# [GIVEN RECORDS]
────

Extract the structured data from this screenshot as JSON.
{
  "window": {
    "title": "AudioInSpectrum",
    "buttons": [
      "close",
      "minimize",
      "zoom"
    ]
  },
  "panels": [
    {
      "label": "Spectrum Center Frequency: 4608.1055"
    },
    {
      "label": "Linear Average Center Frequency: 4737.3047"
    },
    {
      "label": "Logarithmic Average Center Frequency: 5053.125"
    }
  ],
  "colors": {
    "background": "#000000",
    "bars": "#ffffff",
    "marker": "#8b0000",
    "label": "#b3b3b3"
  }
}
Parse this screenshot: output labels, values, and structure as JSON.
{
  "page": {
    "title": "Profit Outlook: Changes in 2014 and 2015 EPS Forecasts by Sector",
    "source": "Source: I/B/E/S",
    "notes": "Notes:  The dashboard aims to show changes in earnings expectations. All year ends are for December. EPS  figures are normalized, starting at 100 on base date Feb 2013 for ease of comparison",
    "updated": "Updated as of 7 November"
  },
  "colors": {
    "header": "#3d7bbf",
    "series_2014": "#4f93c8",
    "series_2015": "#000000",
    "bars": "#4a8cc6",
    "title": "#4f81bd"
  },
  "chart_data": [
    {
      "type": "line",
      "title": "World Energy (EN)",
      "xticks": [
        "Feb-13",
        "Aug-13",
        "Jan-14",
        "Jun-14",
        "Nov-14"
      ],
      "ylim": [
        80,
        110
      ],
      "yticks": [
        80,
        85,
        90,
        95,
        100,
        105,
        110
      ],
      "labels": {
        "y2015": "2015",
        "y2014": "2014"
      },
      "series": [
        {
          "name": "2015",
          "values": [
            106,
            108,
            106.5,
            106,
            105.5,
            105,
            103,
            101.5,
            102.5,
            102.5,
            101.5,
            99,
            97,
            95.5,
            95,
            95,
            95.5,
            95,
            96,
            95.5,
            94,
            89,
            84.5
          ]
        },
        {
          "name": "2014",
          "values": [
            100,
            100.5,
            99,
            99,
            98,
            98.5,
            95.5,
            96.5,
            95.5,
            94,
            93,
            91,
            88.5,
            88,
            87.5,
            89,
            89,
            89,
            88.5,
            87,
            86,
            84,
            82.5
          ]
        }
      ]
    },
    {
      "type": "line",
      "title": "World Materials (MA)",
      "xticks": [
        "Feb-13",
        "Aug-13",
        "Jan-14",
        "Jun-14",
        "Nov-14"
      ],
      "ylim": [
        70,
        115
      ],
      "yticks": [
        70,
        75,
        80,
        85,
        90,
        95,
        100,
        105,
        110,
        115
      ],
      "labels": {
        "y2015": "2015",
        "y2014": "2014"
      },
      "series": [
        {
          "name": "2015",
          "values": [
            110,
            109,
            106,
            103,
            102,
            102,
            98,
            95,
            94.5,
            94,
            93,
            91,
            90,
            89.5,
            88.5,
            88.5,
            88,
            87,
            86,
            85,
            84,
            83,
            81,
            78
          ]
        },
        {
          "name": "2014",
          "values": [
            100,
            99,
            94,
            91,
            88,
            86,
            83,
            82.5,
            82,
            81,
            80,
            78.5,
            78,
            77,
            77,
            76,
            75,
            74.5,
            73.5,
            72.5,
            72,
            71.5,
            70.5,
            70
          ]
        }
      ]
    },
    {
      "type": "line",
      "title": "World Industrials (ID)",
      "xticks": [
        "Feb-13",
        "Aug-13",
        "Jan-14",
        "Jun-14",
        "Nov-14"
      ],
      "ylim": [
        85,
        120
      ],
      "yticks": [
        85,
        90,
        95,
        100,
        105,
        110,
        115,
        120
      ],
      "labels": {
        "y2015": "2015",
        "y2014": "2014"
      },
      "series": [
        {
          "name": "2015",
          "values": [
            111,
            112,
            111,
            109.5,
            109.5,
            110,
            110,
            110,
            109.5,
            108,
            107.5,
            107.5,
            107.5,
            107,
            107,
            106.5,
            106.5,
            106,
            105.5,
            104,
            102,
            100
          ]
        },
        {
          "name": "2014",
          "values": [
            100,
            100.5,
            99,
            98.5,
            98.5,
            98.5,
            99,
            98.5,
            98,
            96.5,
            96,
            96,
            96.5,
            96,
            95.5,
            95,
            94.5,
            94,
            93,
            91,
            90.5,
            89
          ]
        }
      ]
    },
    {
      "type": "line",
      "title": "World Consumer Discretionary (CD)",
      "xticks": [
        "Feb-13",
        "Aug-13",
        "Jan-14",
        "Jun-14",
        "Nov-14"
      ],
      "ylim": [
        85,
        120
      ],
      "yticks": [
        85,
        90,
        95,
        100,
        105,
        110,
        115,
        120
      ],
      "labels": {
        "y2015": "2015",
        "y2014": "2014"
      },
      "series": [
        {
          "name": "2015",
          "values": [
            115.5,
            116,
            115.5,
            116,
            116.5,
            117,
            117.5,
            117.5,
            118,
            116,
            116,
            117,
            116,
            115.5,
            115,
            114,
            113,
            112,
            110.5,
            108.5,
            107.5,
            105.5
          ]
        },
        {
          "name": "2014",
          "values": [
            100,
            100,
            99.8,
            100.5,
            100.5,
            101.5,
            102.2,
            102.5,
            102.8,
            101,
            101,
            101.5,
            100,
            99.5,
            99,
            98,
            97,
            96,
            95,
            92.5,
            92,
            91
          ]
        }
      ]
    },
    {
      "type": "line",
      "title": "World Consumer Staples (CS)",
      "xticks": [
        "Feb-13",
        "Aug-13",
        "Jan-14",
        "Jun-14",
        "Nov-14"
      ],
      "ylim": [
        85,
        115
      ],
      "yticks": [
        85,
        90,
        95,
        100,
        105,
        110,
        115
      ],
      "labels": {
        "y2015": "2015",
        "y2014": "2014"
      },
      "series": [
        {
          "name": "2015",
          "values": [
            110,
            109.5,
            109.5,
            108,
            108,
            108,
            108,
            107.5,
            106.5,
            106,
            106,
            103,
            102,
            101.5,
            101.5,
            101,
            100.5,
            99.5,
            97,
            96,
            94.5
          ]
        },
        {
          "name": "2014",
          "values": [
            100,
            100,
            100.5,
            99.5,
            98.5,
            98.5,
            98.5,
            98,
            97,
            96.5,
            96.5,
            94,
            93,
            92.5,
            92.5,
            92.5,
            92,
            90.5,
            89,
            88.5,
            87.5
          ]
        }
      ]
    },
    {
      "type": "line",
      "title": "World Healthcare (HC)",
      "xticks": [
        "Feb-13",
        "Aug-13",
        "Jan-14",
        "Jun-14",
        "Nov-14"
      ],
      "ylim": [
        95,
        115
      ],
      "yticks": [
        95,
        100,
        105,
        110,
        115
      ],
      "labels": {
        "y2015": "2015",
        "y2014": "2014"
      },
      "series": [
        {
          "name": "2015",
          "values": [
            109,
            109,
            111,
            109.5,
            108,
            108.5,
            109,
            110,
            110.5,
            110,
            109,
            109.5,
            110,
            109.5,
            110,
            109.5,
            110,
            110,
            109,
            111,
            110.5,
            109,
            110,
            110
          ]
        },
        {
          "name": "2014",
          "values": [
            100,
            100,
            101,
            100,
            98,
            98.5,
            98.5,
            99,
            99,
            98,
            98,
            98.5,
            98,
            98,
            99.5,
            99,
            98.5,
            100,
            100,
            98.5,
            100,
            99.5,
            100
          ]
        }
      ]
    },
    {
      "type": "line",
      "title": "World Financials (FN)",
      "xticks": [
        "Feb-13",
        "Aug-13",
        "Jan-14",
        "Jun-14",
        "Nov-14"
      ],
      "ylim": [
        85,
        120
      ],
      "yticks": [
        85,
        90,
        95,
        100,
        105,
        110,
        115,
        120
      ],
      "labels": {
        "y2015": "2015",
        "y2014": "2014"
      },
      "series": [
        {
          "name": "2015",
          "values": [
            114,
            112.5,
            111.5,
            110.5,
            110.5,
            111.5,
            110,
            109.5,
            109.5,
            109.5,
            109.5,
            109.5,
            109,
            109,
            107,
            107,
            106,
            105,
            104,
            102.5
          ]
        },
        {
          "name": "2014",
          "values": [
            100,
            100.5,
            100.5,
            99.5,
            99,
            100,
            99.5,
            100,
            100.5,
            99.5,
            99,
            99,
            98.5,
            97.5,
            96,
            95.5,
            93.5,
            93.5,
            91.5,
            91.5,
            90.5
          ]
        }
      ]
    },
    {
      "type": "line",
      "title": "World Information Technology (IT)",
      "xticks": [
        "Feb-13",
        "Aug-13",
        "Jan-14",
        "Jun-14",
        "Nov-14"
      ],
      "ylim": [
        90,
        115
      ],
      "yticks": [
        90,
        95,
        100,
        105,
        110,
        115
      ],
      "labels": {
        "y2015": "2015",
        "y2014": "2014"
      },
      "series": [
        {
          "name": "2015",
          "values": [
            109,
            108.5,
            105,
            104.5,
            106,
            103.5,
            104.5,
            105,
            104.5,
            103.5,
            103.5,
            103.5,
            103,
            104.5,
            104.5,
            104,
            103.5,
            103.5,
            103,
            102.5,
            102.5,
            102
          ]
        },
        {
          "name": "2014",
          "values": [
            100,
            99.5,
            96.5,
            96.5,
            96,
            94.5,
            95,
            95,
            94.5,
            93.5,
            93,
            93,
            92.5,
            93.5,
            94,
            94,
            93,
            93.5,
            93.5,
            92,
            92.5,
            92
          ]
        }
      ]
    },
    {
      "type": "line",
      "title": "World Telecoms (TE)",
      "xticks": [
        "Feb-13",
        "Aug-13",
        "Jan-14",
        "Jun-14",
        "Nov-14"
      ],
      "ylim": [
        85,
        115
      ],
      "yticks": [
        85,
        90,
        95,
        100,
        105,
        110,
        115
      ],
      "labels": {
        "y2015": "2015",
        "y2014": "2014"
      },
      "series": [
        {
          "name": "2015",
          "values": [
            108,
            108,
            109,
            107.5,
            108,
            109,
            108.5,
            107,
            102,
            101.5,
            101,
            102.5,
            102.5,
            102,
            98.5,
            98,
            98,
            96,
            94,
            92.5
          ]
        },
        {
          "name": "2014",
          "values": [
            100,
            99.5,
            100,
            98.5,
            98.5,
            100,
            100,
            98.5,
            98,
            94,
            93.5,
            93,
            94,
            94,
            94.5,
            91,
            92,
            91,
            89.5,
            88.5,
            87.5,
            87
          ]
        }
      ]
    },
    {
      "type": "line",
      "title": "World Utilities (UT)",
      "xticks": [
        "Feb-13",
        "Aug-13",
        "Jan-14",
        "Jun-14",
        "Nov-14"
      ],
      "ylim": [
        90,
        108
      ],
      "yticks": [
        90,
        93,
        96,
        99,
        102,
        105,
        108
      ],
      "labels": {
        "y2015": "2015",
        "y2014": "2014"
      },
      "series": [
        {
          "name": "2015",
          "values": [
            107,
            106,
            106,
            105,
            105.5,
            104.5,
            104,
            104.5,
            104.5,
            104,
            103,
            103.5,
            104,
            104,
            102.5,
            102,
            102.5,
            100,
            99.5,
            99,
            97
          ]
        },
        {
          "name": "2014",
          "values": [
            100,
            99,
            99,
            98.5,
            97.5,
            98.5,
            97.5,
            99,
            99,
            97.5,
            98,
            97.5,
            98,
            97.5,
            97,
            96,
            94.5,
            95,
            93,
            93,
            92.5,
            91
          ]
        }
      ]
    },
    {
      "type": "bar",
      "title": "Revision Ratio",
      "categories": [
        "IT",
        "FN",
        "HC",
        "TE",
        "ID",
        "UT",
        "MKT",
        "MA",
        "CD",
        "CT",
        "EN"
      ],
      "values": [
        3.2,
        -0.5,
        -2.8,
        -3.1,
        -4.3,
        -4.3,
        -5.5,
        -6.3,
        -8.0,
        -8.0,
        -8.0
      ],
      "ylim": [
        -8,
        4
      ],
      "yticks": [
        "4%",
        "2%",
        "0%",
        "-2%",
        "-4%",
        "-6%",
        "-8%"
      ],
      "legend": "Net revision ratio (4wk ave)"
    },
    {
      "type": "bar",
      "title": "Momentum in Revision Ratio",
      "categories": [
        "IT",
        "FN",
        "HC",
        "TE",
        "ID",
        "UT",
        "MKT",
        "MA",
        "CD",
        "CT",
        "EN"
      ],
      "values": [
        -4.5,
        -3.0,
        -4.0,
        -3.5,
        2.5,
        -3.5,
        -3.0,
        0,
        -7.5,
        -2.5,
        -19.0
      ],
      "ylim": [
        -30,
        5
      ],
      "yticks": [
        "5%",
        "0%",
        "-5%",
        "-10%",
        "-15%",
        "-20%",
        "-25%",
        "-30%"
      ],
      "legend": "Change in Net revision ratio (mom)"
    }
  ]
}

────

# [DIRECTION]
Search the listing for the word "Frequency" and return each line that holds it.

# [COMPLETE ANSWER]
      "label": "Spectrum Center Frequency: 4608.1055"
      "label": "Linear Average Center Frequency: 4737.3047"
      "label": "Logarithmic Average Center Frequency: 5053.125"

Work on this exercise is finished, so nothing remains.